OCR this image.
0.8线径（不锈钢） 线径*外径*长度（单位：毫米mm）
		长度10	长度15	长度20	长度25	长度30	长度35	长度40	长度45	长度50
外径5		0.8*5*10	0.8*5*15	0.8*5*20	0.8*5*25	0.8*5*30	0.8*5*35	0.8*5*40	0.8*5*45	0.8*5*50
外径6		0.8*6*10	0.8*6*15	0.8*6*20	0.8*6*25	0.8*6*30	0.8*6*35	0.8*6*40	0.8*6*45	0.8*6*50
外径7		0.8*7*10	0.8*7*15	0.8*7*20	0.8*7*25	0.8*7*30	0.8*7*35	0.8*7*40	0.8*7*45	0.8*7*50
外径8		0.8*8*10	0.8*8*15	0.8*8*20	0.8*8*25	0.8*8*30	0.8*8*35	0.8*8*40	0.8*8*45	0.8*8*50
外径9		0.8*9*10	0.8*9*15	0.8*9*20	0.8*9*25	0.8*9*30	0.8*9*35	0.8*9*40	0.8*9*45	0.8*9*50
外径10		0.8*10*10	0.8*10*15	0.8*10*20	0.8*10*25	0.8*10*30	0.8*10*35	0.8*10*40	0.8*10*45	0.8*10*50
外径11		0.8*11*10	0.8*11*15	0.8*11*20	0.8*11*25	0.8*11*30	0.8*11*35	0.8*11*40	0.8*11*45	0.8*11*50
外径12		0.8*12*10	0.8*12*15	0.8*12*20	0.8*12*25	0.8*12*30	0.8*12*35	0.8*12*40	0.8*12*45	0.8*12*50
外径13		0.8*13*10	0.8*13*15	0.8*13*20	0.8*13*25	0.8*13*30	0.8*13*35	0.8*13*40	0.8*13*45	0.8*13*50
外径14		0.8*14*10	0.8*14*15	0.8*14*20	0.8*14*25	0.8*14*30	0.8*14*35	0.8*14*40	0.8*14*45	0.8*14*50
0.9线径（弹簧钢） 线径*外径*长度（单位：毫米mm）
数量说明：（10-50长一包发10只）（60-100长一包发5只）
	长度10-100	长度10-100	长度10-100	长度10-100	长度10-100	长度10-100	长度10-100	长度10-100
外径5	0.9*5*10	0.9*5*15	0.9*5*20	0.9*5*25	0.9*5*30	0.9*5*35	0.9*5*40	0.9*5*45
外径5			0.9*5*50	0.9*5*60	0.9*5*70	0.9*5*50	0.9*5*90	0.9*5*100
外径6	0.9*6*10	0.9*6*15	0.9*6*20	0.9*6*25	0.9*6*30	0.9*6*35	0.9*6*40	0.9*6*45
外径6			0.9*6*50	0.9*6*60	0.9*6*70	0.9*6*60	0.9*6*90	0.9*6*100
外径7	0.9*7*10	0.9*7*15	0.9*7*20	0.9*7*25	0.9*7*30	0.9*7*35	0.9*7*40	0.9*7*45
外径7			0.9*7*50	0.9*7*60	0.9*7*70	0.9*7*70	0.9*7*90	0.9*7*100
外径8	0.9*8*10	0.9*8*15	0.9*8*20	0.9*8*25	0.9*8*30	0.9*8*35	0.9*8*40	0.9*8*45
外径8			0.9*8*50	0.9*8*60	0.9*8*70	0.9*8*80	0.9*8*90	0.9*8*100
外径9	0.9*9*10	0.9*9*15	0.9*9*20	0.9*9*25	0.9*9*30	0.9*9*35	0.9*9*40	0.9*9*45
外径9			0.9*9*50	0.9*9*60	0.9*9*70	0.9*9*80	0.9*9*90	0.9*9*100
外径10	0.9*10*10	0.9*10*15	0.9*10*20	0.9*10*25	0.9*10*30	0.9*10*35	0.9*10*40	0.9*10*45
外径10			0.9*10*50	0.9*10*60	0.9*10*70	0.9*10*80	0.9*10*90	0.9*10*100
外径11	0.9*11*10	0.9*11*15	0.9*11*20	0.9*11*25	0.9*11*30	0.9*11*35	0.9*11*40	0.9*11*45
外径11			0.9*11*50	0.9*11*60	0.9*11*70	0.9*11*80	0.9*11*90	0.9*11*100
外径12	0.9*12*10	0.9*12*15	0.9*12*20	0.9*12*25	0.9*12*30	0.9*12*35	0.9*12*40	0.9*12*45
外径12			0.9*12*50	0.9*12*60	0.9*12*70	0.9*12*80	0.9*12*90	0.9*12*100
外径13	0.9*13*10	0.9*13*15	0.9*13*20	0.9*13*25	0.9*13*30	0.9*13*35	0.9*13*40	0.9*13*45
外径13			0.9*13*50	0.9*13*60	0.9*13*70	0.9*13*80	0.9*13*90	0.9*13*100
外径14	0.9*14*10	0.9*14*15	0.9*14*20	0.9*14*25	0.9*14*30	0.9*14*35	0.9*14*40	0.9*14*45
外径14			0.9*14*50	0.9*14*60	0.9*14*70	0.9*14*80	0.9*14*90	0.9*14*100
+++
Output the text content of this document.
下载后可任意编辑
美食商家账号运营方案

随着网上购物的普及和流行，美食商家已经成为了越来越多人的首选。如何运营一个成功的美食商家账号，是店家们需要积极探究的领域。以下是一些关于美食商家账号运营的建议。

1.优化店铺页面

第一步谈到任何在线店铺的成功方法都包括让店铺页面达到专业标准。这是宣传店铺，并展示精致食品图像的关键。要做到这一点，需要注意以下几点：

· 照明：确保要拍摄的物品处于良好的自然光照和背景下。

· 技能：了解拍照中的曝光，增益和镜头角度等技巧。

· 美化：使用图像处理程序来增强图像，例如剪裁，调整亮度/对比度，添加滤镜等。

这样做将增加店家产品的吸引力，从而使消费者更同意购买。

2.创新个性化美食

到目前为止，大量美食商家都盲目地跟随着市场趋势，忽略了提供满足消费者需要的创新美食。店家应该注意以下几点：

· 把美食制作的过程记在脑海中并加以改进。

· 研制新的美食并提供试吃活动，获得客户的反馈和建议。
+++
Exercise aim: Look for "this" and pull out every line that has it.

Finished answer:
OCR this image.
Output the text content of this document.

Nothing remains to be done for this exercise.